(Some records)
# # #

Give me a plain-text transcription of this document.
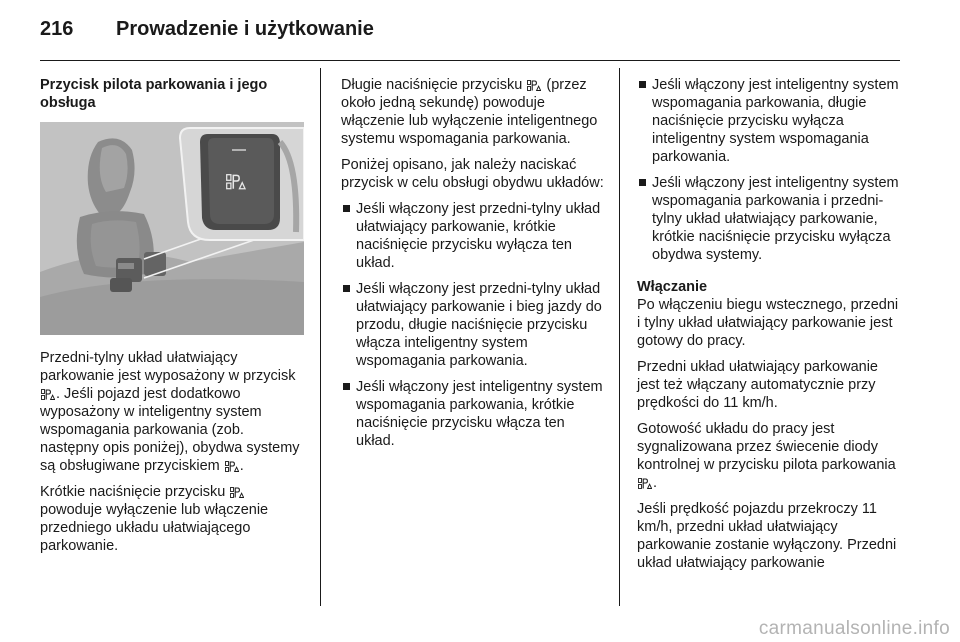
216 Prowadzenie i użytkowanie
Przycisk pilota parkowania i jego obsługa

Przedni-tylny układ ułatwiający parkowanie jest wyposażony w przycisk . Jeśli pojazd jest dodatkowo wyposażony w inteligentny system wspomagania parkowania (zob. następny opis poniżej), obydwa systemy są obsługiwane przyciskiem .

Krótkie naciśnięcie przycisku  powoduje wyłączenie lub włączenie przedniego układu ułatwiającego parkowanie.

Długie naciśnięcie przycisku  (przez około jedną sekundę) powoduje włączenie lub wyłączenie inteligentnego systemu wspomagania parkowania.

Poniżej opisano, jak należy naciskać przycisk w celu obsługi obydwu układów:

Jeśli włączony jest przedni-tylny układ ułatwiający parkowanie, krótkie naciśnięcie przycisku wyłącza ten układ.
Jeśli włączony jest przedni-tylny układ ułatwiający parkowanie i bieg jazdy do przodu, długie naciśnięcie przycisku włącza inteligentny system wspomagania parkowania.
Jeśli włączony jest inteligentny system wspomagania parkowania, krótkie naciśnięcie przycisku włącza ten układ.
Jeśli włączony jest inteligentny system wspomagania parkowania, długie naciśnięcie przycisku wyłącza inteligentny system wspomagania parkowania.
Jeśli włączony jest inteligentny system wspomagania parkowania i przedni-tylny układ ułatwiający parkowanie, krótkie naciśnięcie przycisku wyłącza obydwa systemy.
Włączanie

Po włączeniu biegu wstecznego, przedni i tylny układ ułatwiający parkowanie jest gotowy do pracy.

Przedni układ ułatwiający parkowanie jest też włączany automatycznie przy prędkości do 11 km/h.

Gotowość układu do pracy jest sygnalizowana przez świecenie diody kontrolnej w przycisku pilota parkowania .

Jeśli prędkość pojazdu przekroczy 11 km/h, przedni układ ułatwiający parkowanie zostanie wyłączony. Przedni układ ułatwiający parkowanie

carmanualsonline.info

# # #

Description of the task —
Your task is an exact transcription of all the data, minus the pictures.

The completed task —
Give me a plain-text transcription of this document.
216 Prowadzenie i użytkowanie
Przycisk pilota parkowania i jego obsługa

Przedni-tylny układ ułatwiający parkowanie jest wyposażony w przycisk . Jeśli pojazd jest dodatkowo wyposażony w inteligentny system wspomagania parkowania (zob. następny opis poniżej), obydwa systemy są obsługiwane przyciskiem .

Krótkie naciśnięcie przycisku  powoduje wyłączenie lub włączenie przedniego układu ułatwiającego parkowanie.

Długie naciśnięcie przycisku  (przez około jedną sekundę) powoduje włączenie lub wyłączenie inteligentnego systemu wspomagania parkowania.

Poniżej opisano, jak należy naciskać przycisk w celu obsługi obydwu układów:

Jeśli włączony jest przedni-tylny układ ułatwiający parkowanie, krótkie naciśnięcie przycisku wyłącza ten układ.
Jeśli włączony jest przedni-tylny układ ułatwiający parkowanie i bieg jazdy do przodu, długie naciśnięcie przycisku włącza inteligentny system wspomagania parkowania.
Jeśli włączony jest inteligentny system wspomagania parkowania, krótkie naciśnięcie przycisku włącza ten układ.
Jeśli włączony jest inteligentny system wspomagania parkowania, długie naciśnięcie przycisku wyłącza inteligentny system wspomagania parkowania.
Jeśli włączony jest inteligentny system wspomagania parkowania i przedni-tylny układ ułatwiający parkowanie, krótkie naciśnięcie przycisku wyłącza obydwa systemy.
Włączanie

Po włączeniu biegu wstecznego, przedni i tylny układ ułatwiający parkowanie jest gotowy do pracy.

Przedni układ ułatwiający parkowanie jest też włączany automatycznie przy prędkości do 11 km/h.

Gotowość układu do pracy jest sygnalizowana przez świecenie diody kontrolnej w przycisku pilota parkowania .

Jeśli prędkość pojazdu przekroczy 11 km/h, przedni układ ułatwiający parkowanie zostanie wyłączony. Przedni układ ułatwiający parkowanie

carmanualsonline.info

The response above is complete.